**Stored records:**
[start]
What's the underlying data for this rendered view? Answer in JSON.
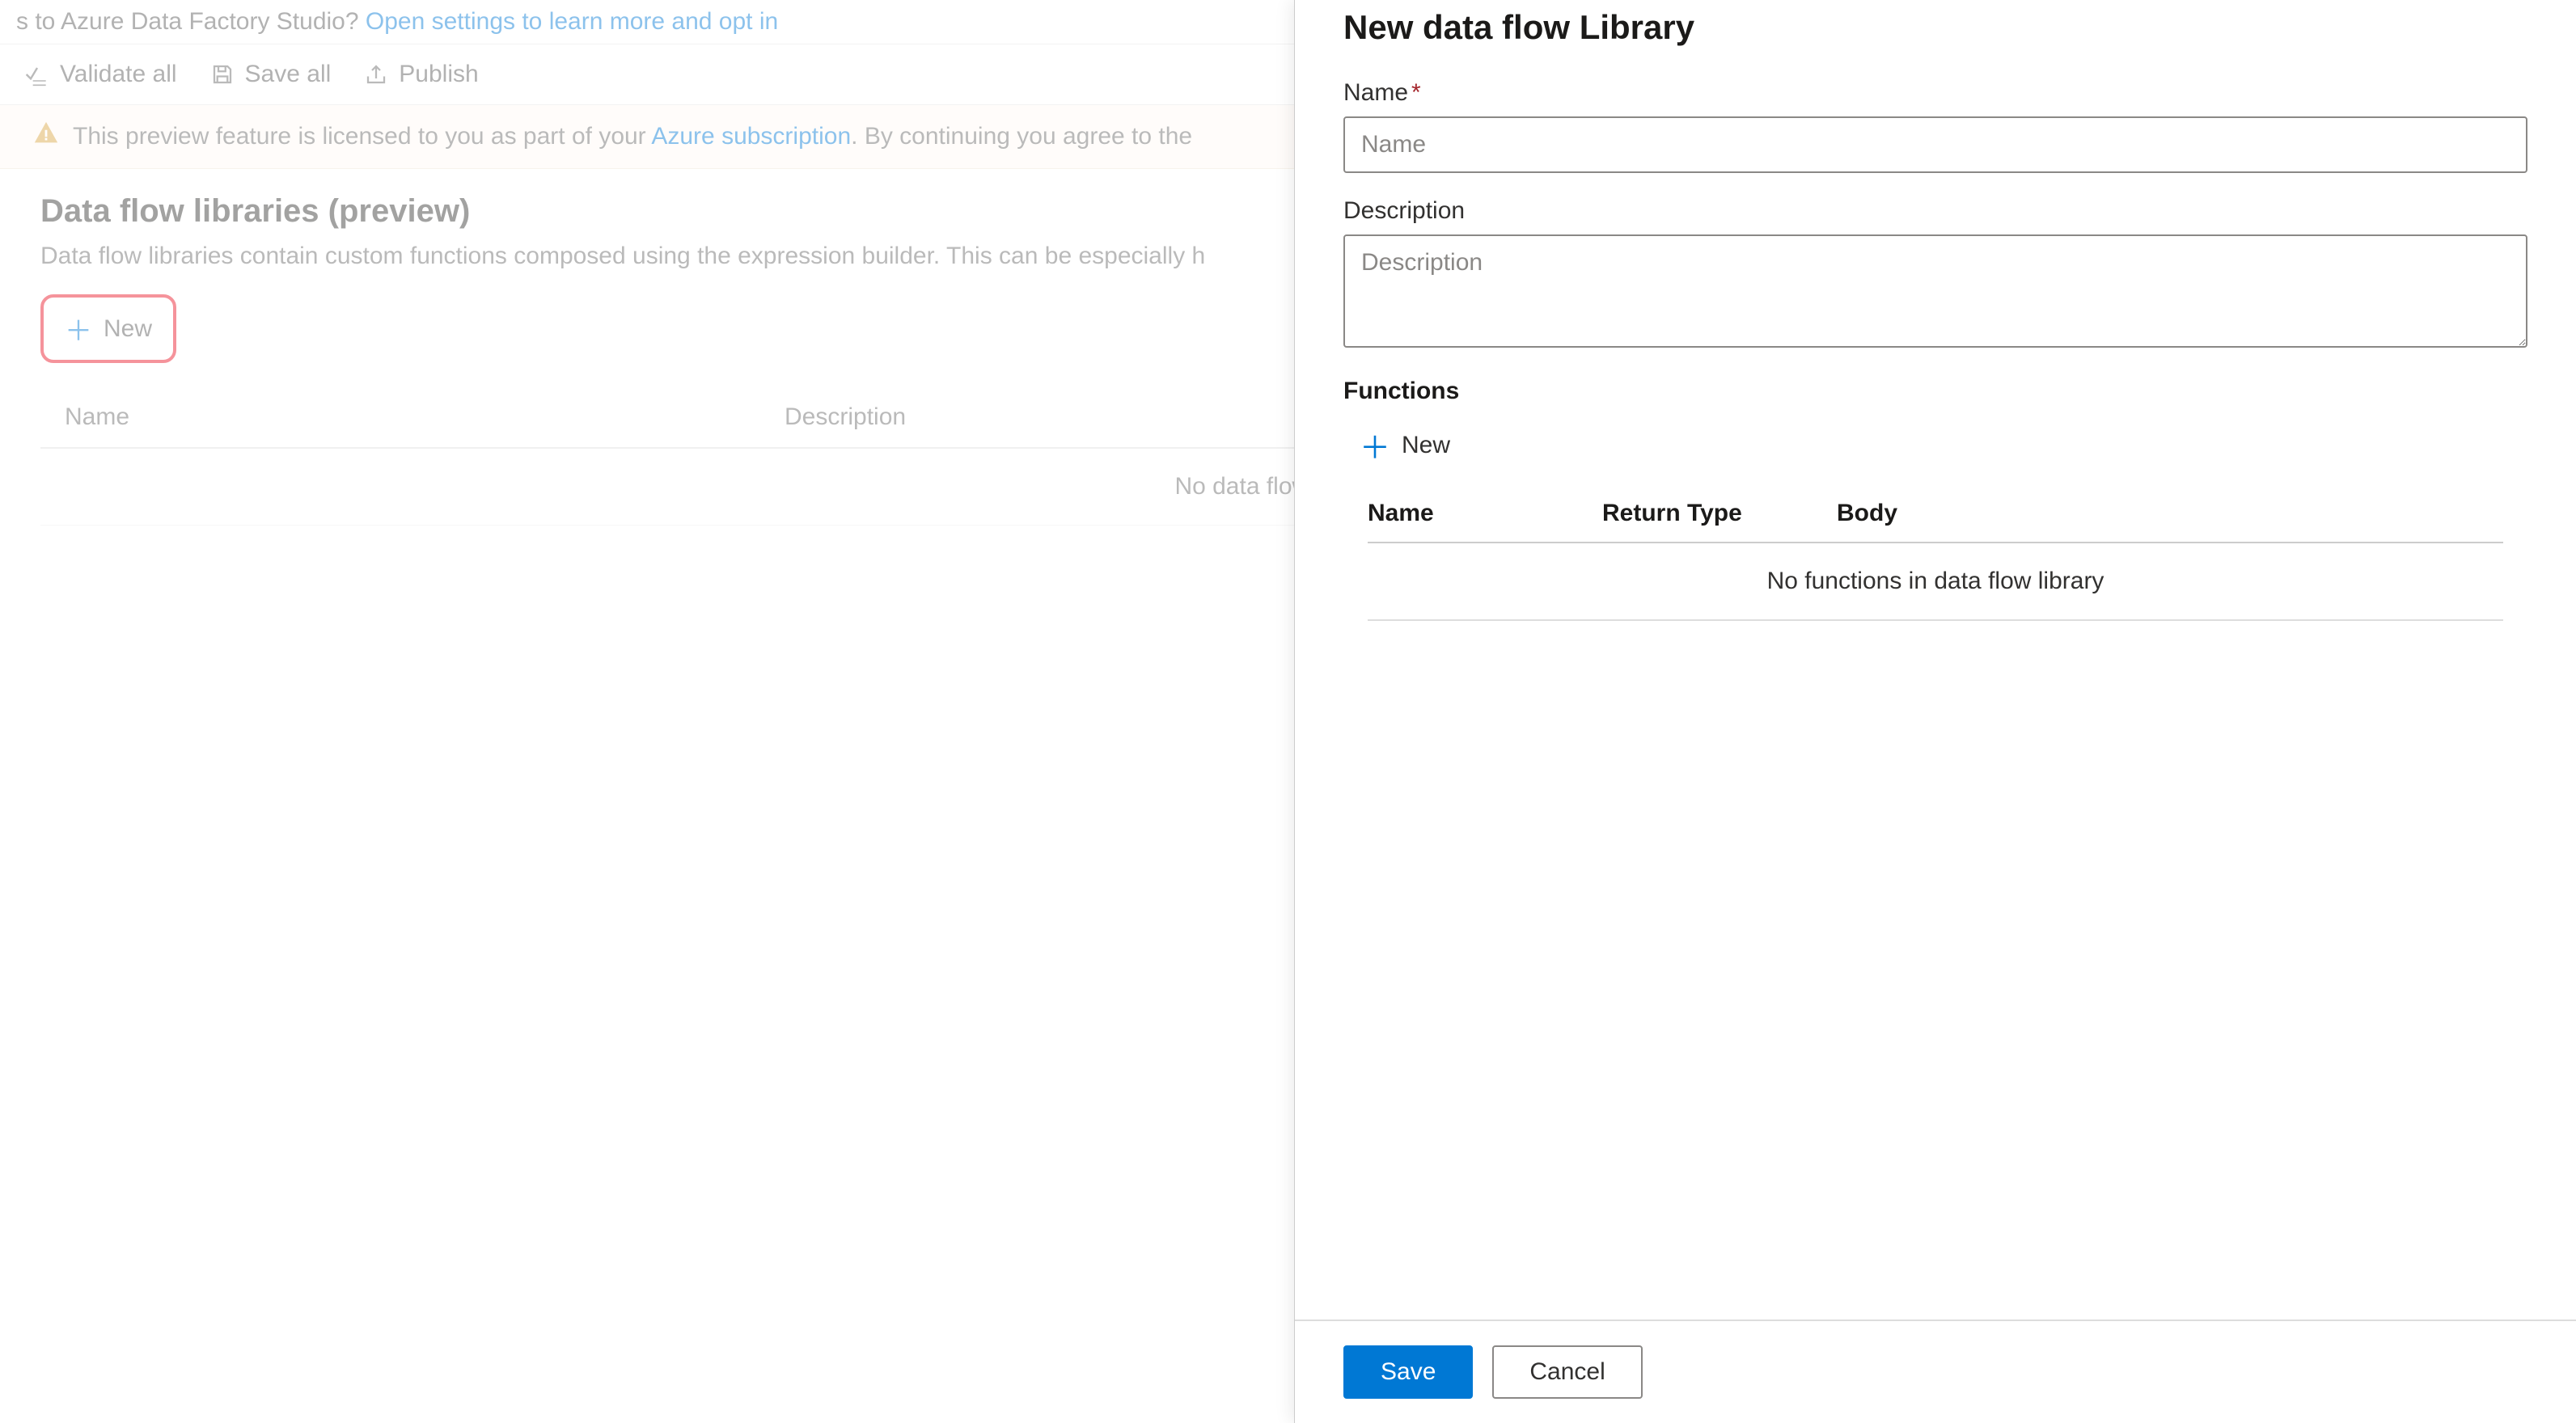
{
  "top_banner": {
    "text_prefix": "s to Azure Data Factory Studio? ",
    "link_text": "Open settings to learn more and opt in"
  },
  "toolbar": {
    "validate_all": "Validate all",
    "save_all": "Save all",
    "publish": "Publish"
  },
  "preview_notice": {
    "prefix": "This preview feature is licensed to you as part of your ",
    "link": "Azure subscription",
    "suffix": ". By continuing you agree to the"
  },
  "main": {
    "title": "Data flow libraries (preview)",
    "subtitle": "Data flow libraries contain custom functions composed using the expression builder. This can be especially h",
    "new_button": "New",
    "table": {
      "col_name": "Name",
      "col_description": "Description",
      "empty_message": "No data flow libraries"
    }
  },
  "panel": {
    "title": "New data flow Library",
    "name_label": "Name",
    "name_placeholder": "Name",
    "description_label": "Description",
    "description_placeholder": "Description",
    "functions_label": "Functions",
    "add_function": "New",
    "functions_table": {
      "col_name": "Name",
      "col_return": "Return Type",
      "col_body": "Body",
      "empty_message": "No functions in data flow library"
    },
    "save": "Save",
    "cancel": "Cancel"
  }
}
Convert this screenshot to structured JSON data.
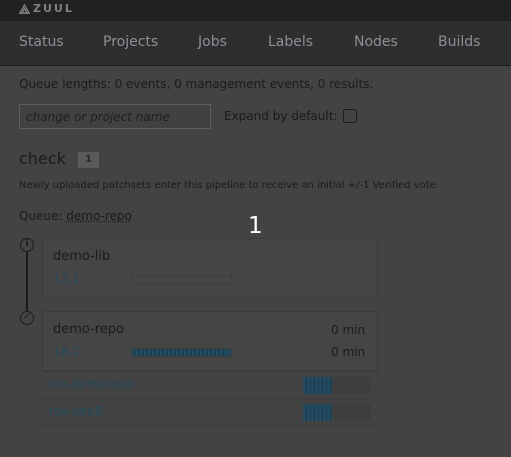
{
  "brand": {
    "name": "ZUUL"
  },
  "nav": [
    "Status",
    "Projects",
    "Jobs",
    "Labels",
    "Nodes",
    "Builds"
  ],
  "queue_lengths": "Queue lengths: 0 events, 0 management events, 0 results.",
  "filter": {
    "placeholder": "change or project name",
    "value": ""
  },
  "expand": {
    "label": "Expand by default:",
    "checked": false
  },
  "pipeline": {
    "name": "check",
    "count": "1",
    "description": "Newly uploaded patchsets enter this pipeline to receive an initial +/-1 Verified vote.",
    "queue_prefix": "Queue:",
    "queue_name": "demo-repo"
  },
  "page_indicator": "1",
  "changes": [
    {
      "project": "demo-lib",
      "change": "17,1",
      "progress": 0,
      "status": "info",
      "time": "",
      "time2": ""
    },
    {
      "project": "demo-repo",
      "change": "18,2",
      "progress": 1.0,
      "status": "check",
      "time": "0 min",
      "time2": "0 min",
      "jobs": [
        {
          "name": "tox-demorepo",
          "progress": 0.42
        },
        {
          "name": "tox-pep8",
          "progress": 0.42
        }
      ]
    }
  ],
  "colors": {
    "topbar": "#202122",
    "navbar": "#2d2e30",
    "link": "#22485d",
    "progress": "#234b60"
  }
}
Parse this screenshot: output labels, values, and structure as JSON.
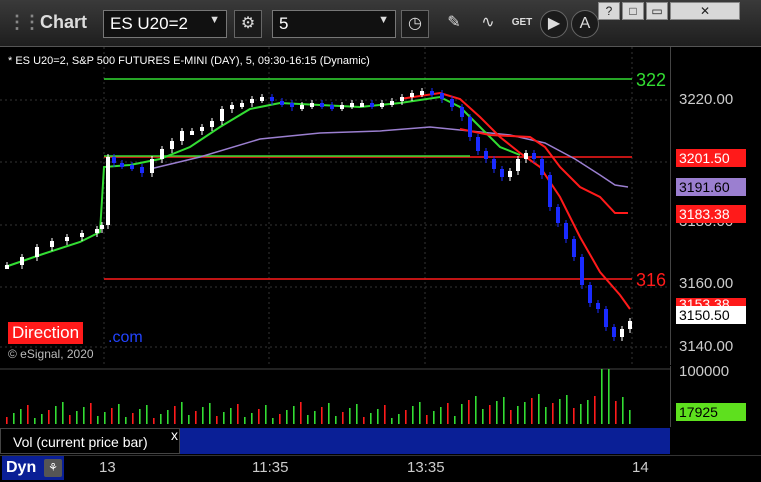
{
  "toolbar": {
    "app_title": "Chart",
    "symbol": "ES U20=2",
    "interval": "5",
    "icons": [
      "gear-icon",
      "clock-icon",
      "pencil-icon",
      "study-icon",
      "get-icon",
      "play-icon",
      "letter-a-icon"
    ],
    "get_label": "GET",
    "window_buttons": [
      "?",
      "□",
      "▭",
      "✕"
    ]
  },
  "chart": {
    "series_description": "* ES U20=2, S&P 500 FUTURES E-MINI (DAY), 5, 09:30-16:15 (Dynamic)",
    "direction_label": "Direction",
    "direction_suffix": ".com",
    "copyright": "© eSignal, 2020",
    "level_labels": {
      "upper": "322",
      "lower": "316"
    },
    "price_ticks": [
      "3220.00",
      "3200.00",
      "3180.00",
      "3160.00",
      "3140.00"
    ],
    "price_tags": [
      {
        "text": "3201.50",
        "bg": "#ff1a1a",
        "fg": "#ffffff"
      },
      {
        "text": "3191.60",
        "bg": "#9b7fd0",
        "fg": "#000000"
      },
      {
        "text": "3183.38",
        "bg": "#ff1a1a",
        "fg": "#ffffff"
      },
      {
        "text": "3153.38",
        "bg": "#ff1a1a",
        "fg": "#ffffff"
      },
      {
        "text": "3150.50",
        "bg": "#ffffff",
        "fg": "#000000"
      }
    ],
    "colors": {
      "up": "#ffffff",
      "down": "#1a2bff",
      "green": "#33dd33",
      "red": "#ff1a1a",
      "purple": "#9b7fd0"
    }
  },
  "volume": {
    "legend_label": "Vol (current price bar)",
    "close_symbol": "x",
    "scale_label": "100000",
    "current_value": "17925",
    "current_bg": "#5ee01e"
  },
  "time_axis": {
    "panel_label": "Dyn",
    "ticks": [
      "13",
      "11:35",
      "13:35",
      "14"
    ]
  }
}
[end]
**Exercise:**
Output every entry exactly as given; pictures are not part of the copy.

**Solution to this exercise:**
What's the underlying data for this rendered view? Answer in JSON.
{
  "top_banner": {
    "text_prefix": "s to Azure Data Factory Studio? ",
    "link_text": "Open settings to learn more and opt in"
  },
  "toolbar": {
    "validate_all": "Validate all",
    "save_all": "Save all",
    "publish": "Publish"
  },
  "preview_notice": {
    "prefix": "This preview feature is licensed to you as part of your ",
    "link": "Azure subscription",
    "suffix": ". By continuing you agree to the"
  },
  "main": {
    "title": "Data flow libraries (preview)",
    "subtitle": "Data flow libraries contain custom functions composed using the expression builder. This can be especially h",
    "new_button": "New",
    "table": {
      "col_name": "Name",
      "col_description": "Description",
      "empty_message": "No data flow libraries"
    }
  },
  "panel": {
    "title": "New data flow Library",
    "name_label": "Name",
    "name_placeholder": "Name",
    "description_label": "Description",
    "description_placeholder": "Description",
    "functions_label": "Functions",
    "add_function": "New",
    "functions_table": {
      "col_name": "Name",
      "col_return": "Return Type",
      "col_body": "Body",
      "empty_message": "No functions in data flow library"
    },
    "save": "Save",
    "cancel": "Cancel"
  }
}
Convert this screenshot to structured JSON data.
{
  "brand": {
    "name": "ZUUL"
  },
  "nav": [
    "Status",
    "Projects",
    "Jobs",
    "Labels",
    "Nodes",
    "Builds"
  ],
  "queue_lengths": "Queue lengths: 0 events, 0 management events, 0 results.",
  "filter": {
    "placeholder": "change or project name",
    "value": ""
  },
  "expand": {
    "label": "Expand by default:",
    "checked": false
  },
  "pipeline": {
    "name": "check",
    "count": "1",
    "description": "Newly uploaded patchsets enter this pipeline to receive an initial +/-1 Verified vote.",
    "queue_prefix": "Queue:",
    "queue_name": "demo-repo"
  },
  "page_indicator": "1",
  "changes": [
    {
      "project": "demo-lib",
      "change": "17,1",
      "progress": 0,
      "status": "info",
      "time": "",
      "time2": ""
    },
    {
      "project": "demo-repo",
      "change": "18,2",
      "progress": 1.0,
      "status": "check",
      "time": "0 min",
      "time2": "0 min",
      "jobs": [
        {
          "name": "tox-demorepo",
          "progress": 0.42
        },
        {
          "name": "tox-pep8",
          "progress": 0.42
        }
      ]
    }
  ],
  "colors": {
    "topbar": "#202122",
    "navbar": "#2d2e30",
    "link": "#22485d",
    "progress": "#234b60"
  }
}
Parse this screenshot: output labels, values, and structure as JSON.
{
  "toolbar": {
    "app_title": "Chart",
    "symbol": "ES U20=2",
    "interval": "5",
    "icons": [
      "gear-icon",
      "clock-icon",
      "pencil-icon",
      "study-icon",
      "get-icon",
      "play-icon",
      "letter-a-icon"
    ],
    "get_label": "GET",
    "window_buttons": [
      "?",
      "□",
      "▭",
      "✕"
    ]
  },
  "chart": {
    "series_description": "* ES U20=2, S&P 500 FUTURES E-MINI (DAY), 5, 09:30-16:15 (Dynamic)",
    "direction_label": "Direction",
    "direction_suffix": ".com",
    "copyright": "© eSignal, 2020",
    "level_labels": {
      "upper": "322",
      "lower": "316"
    },
    "price_ticks": [
      "3220.00",
      "3200.00",
      "3180.00",
      "3160.00",
      "3140.00"
    ],
    "price_tags": [
      {
        "text": "3201.50",
        "bg": "#ff1a1a",
        "fg": "#ffffff"
      },
      {
        "text": "3191.60",
        "bg": "#9b7fd0",
        "fg": "#000000"
      },
      {
        "text": "3183.38",
        "bg": "#ff1a1a",
        "fg": "#ffffff"
      },
      {
        "text": "3153.38",
        "bg": "#ff1a1a",
        "fg": "#ffffff"
      },
      {
        "text": "3150.50",
        "bg": "#ffffff",
        "fg": "#000000"
      }
    ],
    "colors": {
      "up": "#ffffff",
      "down": "#1a2bff",
      "green": "#33dd33",
      "red": "#ff1a1a",
      "purple": "#9b7fd0"
    }
  },
  "volume": {
    "legend_label": "Vol (current price bar)",
    "close_symbol": "x",
    "scale_label": "100000",
    "current_value": "17925",
    "current_bg": "#5ee01e"
  },
  "time_axis": {
    "panel_label": "Dyn",
    "ticks": [
      "13",
      "11:35",
      "13:35",
      "14"
    ]
  }
}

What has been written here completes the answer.